## BEGIN THE RECORDS

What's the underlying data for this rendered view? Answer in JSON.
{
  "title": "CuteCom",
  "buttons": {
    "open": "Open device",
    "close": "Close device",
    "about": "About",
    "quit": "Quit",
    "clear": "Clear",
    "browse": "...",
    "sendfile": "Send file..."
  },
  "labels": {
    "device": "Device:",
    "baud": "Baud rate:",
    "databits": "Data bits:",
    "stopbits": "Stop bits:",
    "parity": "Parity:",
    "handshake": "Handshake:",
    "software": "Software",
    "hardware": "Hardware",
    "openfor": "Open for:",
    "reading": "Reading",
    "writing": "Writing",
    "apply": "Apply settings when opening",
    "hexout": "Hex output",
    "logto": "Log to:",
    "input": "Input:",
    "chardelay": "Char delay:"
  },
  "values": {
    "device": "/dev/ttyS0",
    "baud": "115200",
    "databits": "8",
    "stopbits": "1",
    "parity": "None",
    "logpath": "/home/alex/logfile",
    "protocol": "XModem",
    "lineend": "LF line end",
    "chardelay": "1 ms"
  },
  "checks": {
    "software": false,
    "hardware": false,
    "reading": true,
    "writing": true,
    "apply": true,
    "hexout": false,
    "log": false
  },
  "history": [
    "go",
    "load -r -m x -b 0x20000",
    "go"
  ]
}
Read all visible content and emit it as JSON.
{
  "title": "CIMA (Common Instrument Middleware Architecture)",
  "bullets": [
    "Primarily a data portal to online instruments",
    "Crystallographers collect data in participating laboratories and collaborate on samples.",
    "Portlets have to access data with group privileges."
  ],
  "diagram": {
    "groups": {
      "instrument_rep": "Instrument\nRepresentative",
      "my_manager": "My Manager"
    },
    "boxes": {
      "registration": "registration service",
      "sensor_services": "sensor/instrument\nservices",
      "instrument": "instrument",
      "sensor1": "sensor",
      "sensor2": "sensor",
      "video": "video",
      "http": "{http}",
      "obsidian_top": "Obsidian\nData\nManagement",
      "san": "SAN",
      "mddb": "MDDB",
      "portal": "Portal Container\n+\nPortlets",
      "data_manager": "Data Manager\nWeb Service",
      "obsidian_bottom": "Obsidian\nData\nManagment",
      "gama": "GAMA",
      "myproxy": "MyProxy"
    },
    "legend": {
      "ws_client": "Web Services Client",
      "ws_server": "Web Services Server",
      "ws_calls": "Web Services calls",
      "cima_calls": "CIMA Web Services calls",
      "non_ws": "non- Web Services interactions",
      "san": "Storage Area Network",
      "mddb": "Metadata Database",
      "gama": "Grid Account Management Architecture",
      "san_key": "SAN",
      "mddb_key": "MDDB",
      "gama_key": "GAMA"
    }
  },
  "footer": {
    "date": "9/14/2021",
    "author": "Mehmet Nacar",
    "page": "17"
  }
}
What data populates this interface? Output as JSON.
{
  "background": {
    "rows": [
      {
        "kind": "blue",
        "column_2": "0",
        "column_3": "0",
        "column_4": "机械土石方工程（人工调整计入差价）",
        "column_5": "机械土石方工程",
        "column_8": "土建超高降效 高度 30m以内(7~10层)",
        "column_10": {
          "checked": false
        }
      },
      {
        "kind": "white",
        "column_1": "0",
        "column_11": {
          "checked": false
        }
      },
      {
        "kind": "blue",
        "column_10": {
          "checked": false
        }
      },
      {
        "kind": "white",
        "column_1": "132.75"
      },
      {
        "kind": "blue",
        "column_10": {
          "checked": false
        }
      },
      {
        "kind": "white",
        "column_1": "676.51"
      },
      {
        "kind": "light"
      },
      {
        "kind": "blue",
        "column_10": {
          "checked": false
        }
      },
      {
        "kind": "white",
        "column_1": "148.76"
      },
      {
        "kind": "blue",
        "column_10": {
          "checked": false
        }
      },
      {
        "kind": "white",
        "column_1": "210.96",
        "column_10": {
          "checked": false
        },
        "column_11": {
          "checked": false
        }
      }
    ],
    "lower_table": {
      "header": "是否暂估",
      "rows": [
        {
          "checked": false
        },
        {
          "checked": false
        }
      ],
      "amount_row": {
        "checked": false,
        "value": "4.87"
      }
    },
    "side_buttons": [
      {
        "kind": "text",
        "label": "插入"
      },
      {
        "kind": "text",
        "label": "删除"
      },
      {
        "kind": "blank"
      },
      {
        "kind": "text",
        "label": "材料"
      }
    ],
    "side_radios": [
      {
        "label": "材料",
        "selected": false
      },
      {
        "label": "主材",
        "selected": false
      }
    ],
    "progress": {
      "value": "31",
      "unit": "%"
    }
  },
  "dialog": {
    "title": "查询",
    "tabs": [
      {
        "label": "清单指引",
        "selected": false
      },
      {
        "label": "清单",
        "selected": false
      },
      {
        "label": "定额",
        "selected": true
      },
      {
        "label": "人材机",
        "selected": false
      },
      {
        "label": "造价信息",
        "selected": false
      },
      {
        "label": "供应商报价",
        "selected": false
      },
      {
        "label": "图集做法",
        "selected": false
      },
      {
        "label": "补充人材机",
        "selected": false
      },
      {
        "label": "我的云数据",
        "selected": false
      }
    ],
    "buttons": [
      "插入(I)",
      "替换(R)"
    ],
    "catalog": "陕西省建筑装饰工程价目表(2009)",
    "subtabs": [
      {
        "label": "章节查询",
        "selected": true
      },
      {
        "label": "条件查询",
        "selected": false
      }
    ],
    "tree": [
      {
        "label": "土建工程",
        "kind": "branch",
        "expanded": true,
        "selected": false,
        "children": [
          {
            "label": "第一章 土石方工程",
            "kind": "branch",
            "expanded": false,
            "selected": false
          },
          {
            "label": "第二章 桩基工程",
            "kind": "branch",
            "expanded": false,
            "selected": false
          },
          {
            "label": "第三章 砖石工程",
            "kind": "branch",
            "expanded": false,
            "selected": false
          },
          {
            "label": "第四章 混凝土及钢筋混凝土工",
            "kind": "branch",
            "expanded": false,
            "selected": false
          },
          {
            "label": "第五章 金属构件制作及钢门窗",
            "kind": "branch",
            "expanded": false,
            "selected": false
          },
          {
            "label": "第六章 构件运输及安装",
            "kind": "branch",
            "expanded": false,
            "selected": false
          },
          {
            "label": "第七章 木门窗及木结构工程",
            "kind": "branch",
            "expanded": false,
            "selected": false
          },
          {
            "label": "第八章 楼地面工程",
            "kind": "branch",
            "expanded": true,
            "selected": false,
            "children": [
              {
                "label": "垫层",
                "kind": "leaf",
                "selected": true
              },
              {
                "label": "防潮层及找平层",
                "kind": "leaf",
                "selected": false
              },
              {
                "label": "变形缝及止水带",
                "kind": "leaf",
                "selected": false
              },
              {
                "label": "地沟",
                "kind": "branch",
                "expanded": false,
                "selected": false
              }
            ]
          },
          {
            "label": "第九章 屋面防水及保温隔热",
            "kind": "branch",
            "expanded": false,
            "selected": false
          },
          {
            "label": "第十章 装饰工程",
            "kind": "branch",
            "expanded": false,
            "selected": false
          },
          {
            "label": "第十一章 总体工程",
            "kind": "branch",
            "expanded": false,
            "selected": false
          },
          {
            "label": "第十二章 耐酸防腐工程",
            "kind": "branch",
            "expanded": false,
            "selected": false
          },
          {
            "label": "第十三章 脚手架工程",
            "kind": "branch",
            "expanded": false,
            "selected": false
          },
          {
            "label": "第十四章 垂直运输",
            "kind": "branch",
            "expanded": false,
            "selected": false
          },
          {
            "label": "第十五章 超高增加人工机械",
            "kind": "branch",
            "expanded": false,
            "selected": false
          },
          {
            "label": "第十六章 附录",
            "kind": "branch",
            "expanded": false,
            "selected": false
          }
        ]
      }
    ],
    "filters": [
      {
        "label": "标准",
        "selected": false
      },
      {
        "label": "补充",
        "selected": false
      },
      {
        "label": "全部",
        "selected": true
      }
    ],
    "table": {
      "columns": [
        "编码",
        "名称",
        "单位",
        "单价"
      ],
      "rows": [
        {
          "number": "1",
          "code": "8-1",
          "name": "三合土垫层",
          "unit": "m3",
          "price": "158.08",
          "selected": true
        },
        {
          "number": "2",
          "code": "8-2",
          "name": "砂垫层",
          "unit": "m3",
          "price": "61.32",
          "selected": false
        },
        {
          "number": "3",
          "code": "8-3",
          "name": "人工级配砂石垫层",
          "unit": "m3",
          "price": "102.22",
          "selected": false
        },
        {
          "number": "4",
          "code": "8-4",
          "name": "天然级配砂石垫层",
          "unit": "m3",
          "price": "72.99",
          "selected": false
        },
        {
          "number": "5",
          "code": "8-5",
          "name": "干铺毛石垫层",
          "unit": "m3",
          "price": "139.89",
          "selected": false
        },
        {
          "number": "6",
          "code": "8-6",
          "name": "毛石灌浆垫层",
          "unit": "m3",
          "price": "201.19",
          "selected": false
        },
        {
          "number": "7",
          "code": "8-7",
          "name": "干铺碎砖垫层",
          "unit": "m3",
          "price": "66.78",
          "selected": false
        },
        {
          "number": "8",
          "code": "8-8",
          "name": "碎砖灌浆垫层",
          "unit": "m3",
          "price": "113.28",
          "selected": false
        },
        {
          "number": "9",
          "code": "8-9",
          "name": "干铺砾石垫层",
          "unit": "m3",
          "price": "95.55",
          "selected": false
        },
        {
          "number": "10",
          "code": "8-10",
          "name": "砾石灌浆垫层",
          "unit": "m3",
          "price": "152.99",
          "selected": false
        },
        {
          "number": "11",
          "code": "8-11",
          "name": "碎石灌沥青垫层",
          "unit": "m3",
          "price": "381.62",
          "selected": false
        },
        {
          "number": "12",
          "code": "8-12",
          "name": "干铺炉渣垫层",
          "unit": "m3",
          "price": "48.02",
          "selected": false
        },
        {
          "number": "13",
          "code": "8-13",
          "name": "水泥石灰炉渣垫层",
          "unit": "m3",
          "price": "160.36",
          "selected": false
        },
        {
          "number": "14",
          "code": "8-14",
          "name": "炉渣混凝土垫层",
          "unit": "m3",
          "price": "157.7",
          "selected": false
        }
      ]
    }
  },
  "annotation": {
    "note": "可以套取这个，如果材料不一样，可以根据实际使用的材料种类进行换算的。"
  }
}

## END THE RECORDS

● **GIVEN REQUEST**
Scan the entries above and work out how many lines include the word "机械土石方工程"; the reply is that number alone.

● **RESPONSE TO THIS EXERCISE**
2